--- begin DATA SUPPLIED ---
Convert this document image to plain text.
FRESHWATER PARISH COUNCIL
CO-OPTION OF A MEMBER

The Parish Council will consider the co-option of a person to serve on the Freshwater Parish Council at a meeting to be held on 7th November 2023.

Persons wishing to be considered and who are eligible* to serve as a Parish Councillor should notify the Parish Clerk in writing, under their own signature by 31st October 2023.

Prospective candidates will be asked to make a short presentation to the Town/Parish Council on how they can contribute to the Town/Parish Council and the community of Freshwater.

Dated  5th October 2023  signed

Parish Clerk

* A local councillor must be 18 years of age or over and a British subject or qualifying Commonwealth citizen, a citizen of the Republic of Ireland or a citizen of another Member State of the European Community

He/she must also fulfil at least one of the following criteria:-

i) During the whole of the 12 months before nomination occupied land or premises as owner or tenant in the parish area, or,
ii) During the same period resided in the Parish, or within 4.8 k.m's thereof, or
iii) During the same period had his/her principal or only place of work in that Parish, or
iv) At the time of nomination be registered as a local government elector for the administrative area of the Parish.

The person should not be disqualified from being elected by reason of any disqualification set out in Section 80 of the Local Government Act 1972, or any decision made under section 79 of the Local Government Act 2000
--- end DATA SUPPLIED ---
* _WORK INSTRUCTIONS_
Type out the entries again, word for word.

* _OUTPUT_
Convert this document image to plain text.
FRESHWATER PARISH COUNCIL
CO-OPTION OF A MEMBER

The Parish Council will consider the co-option of a person to serve on the Freshwater Parish Council at a meeting to be held on 7th November 2023.

Persons wishing to be considered and who are eligible* to serve as a Parish Councillor should notify the Parish Clerk in writing, under their own signature by 31st October 2023.

Prospective candidates will be asked to make a short presentation to the Town/Parish Council on how they can contribute to the Town/Parish Council and the community of Freshwater.

Dated  5th October 2023  signed

Parish Clerk

* A local councillor must be 18 years of age or over and a British subject or qualifying Commonwealth citizen, a citizen of the Republic of Ireland or a citizen of another Member State of the European Community

He/she must also fulfil at least one of the following criteria:-

i) During the whole of the 12 months before nomination occupied land or premises as owner or tenant in the parish area, or,
ii) During the same period resided in the Parish, or within 4.8 k.m's thereof, or
iii) During the same period had his/her principal or only place of work in that Parish, or
iv) At the time of nomination be registered as a local government elector for the administrative area of the Parish.

The person should not be disqualified from being elected by reason of any disqualification set out in Section 80 of the Local Government Act 1972, or any decision made under section 79 of the Local Government Act 2000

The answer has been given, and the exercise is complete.